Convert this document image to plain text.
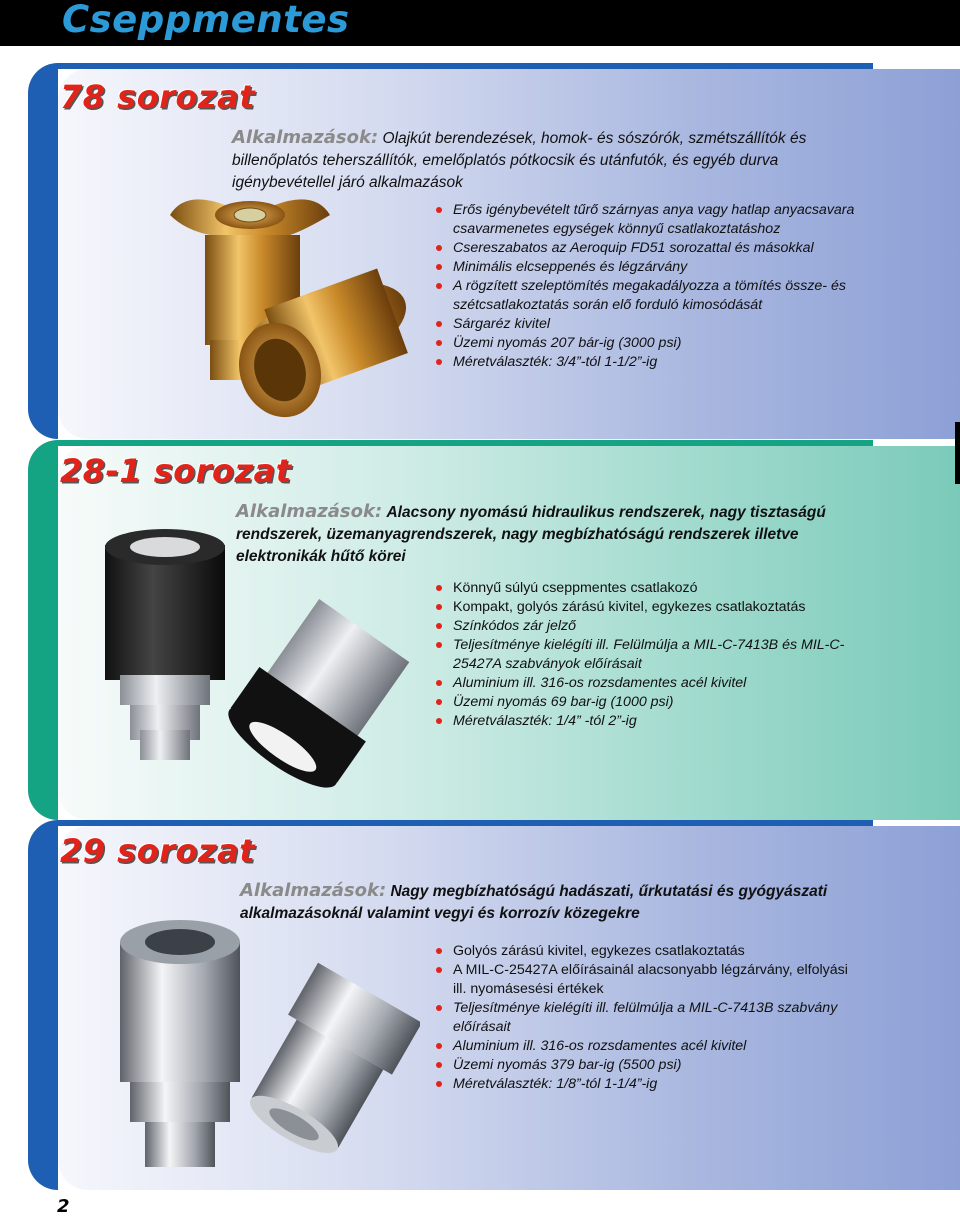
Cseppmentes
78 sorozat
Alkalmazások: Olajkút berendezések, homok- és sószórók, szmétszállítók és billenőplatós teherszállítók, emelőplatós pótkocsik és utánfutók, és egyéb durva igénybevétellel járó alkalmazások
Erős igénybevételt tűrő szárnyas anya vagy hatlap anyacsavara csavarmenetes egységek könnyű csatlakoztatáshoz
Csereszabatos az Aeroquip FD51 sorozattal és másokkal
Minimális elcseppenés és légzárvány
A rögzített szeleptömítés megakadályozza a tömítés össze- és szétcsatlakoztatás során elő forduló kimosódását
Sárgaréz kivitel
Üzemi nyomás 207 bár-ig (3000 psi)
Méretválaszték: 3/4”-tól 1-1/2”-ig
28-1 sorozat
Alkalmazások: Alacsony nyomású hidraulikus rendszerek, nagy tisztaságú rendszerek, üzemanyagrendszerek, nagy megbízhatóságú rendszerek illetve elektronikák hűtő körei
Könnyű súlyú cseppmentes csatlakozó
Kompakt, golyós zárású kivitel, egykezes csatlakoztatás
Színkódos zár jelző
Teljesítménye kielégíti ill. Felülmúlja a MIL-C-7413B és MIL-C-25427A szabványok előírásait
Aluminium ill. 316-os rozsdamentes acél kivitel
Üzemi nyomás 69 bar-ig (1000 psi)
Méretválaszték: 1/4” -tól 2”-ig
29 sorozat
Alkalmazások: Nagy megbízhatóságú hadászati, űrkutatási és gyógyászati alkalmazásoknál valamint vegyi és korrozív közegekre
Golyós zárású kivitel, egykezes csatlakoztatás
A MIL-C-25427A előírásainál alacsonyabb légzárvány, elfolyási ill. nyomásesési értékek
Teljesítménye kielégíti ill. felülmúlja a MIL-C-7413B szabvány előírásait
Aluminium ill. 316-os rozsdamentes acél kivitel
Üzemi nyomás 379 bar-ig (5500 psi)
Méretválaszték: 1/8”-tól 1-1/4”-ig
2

#### YOUR TASK:
Repeat the lines above exactly, and keep every picture out.

#### RESULT:
Convert this document image to plain text.
Cseppmentes
78 sorozat
Alkalmazások: Olajkút berendezések, homok- és sószórók, szmétszállítók és billenőplatós teherszállítók, emelőplatós pótkocsik és utánfutók, és egyéb durva igénybevétellel járó alkalmazások
Erős igénybevételt tűrő szárnyas anya vagy hatlap anyacsavara csavarmenetes egységek könnyű csatlakoztatáshoz
Csereszabatos az Aeroquip FD51 sorozattal és másokkal
Minimális elcseppenés és légzárvány
A rögzített szeleptömítés megakadályozza a tömítés össze- és szétcsatlakoztatás során elő forduló kimosódását
Sárgaréz kivitel
Üzemi nyomás 207 bár-ig (3000 psi)
Méretválaszték: 3/4”-tól 1-1/2”-ig
28-1 sorozat
Alkalmazások: Alacsony nyomású hidraulikus rendszerek, nagy tisztaságú rendszerek, üzemanyagrendszerek, nagy megbízhatóságú rendszerek illetve elektronikák hűtő körei
Könnyű súlyú cseppmentes csatlakozó
Kompakt, golyós zárású kivitel, egykezes csatlakoztatás
Színkódos zár jelző
Teljesítménye kielégíti ill. Felülmúlja a MIL-C-7413B és MIL-C-25427A szabványok előírásait
Aluminium ill. 316-os rozsdamentes acél kivitel
Üzemi nyomás 69 bar-ig (1000 psi)
Méretválaszték: 1/4” -tól 2”-ig
29 sorozat
Alkalmazások: Nagy megbízhatóságú hadászati, űrkutatási és gyógyászati alkalmazásoknál valamint vegyi és korrozív közegekre
Golyós zárású kivitel, egykezes csatlakoztatás
A MIL-C-25427A előírásainál alacsonyabb légzárvány, elfolyási ill. nyomásesési értékek
Teljesítménye kielégíti ill. felülmúlja a MIL-C-7413B szabvány előírásait
Aluminium ill. 316-os rozsdamentes acél kivitel
Üzemi nyomás 379 bar-ig (5500 psi)
Méretválaszték: 1/8”-tól 1-1/4”-ig
2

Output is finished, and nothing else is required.